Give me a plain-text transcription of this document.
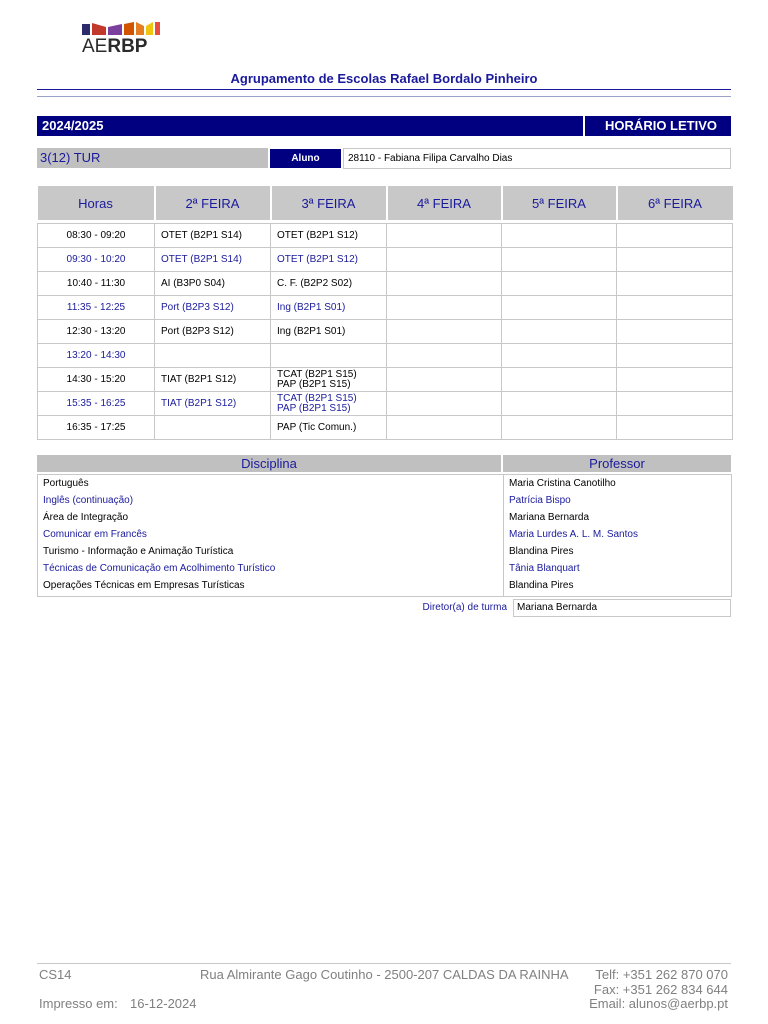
AERBP
Agrupamento de Escolas Rafael Bordalo Pinheiro
2024/2025	HORÁRIO LETIVO
3(12) TUR	Aluno	28110 - Fabiana Filipa Carvalho Dias
Horas	2ª FEIRA	3ª FEIRA	4ª FEIRA	5ª FEIRA	6ª FEIRA

08:30 - 09:20	OTET (B2P1 S14)	OTET (B2P1 S12)			
09:30 - 10:20	OTET (B2P1 S14)	OTET (B2P1 S12)			
10:40 - 11:30	AI (B3P0 S04)	C. F. (B2P2 S02)			
11:35 - 12:25	Port (B2P3 S12)	Ing (B2P1 S01)			
12:30 - 13:20	Port (B2P3 S12)	Ing (B2P1 S01)			
13:20 - 14:30					
14:30 - 15:20	TIAT (B2P1 S12)	TCAT (B2P1 S15)
PAP (B2P1 S15)			

15:35 - 16:25	TIAT (B2P1 S12)	TCAT (B2P1 S15)
PAP (B2P1 S15)			

16:35 - 17:25		PAP (Tic Comun.)			
Disciplina	Professor
Português	Maria Cristina Canotilho
Inglês (continuação)	Patrícia Bispo
Área de Integração	Mariana Bernarda
Comunicar em Francês	Maria Lurdes A. L. M. Santos
Turismo - Informação e Animação Turística	Blandina Pires
Técnicas de Comunicação em Acolhimento Turístico	Tânia Blanquart
Operações Técnicas em Empresas Turísticas	Blandina Pires
Diretor(a) de turma	Mariana Bernarda
CS14
Impresso em: 16-12-2024
Rua Almirante Gago Coutinho - 2500-207 CALDAS DA RAINHA Telf: +351 262 870 070
Fax: +351 262 834 644
Email: alunos@aerbp.pt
━━━
(THE EXERCISE):
Extract every line of the data exactly; pictures stay out.

(SOLUTION FOR THIS TASK):
Give me a plain-text transcription of this document.
AERBP
Agrupamento de Escolas Rafael Bordalo Pinheiro
2024/2025	HORÁRIO LETIVO
3(12) TUR	Aluno	28110 - Fabiana Filipa Carvalho Dias
Horas	2ª FEIRA	3ª FEIRA	4ª FEIRA	5ª FEIRA	6ª FEIRA

08:30 - 09:20	OTET (B2P1 S14)	OTET (B2P1 S12)			
09:30 - 10:20	OTET (B2P1 S14)	OTET (B2P1 S12)			
10:40 - 11:30	AI (B3P0 S04)	C. F. (B2P2 S02)			
11:35 - 12:25	Port (B2P3 S12)	Ing (B2P1 S01)			
12:30 - 13:20	Port (B2P3 S12)	Ing (B2P1 S01)			
13:20 - 14:30					
14:30 - 15:20	TIAT (B2P1 S12)	TCAT (B2P1 S15)
PAP (B2P1 S15)			

15:35 - 16:25	TIAT (B2P1 S12)	TCAT (B2P1 S15)
PAP (B2P1 S15)			

16:35 - 17:25		PAP (Tic Comun.)			
Disciplina	Professor
Português	Maria Cristina Canotilho
Inglês (continuação)	Patrícia Bispo
Área de Integração	Mariana Bernarda
Comunicar em Francês	Maria Lurdes A. L. M. Santos
Turismo - Informação e Animação Turística	Blandina Pires
Técnicas de Comunicação em Acolhimento Turístico	Tânia Blanquart
Operações Técnicas em Empresas Turísticas	Blandina Pires
Diretor(a) de turma	Mariana Bernarda
CS14
Impresso em: 16-12-2024
Rua Almirante Gago Coutinho - 2500-207 CALDAS DA RAINHA Telf: +351 262 870 070
Fax: +351 262 834 644
Email: alunos@aerbp.pt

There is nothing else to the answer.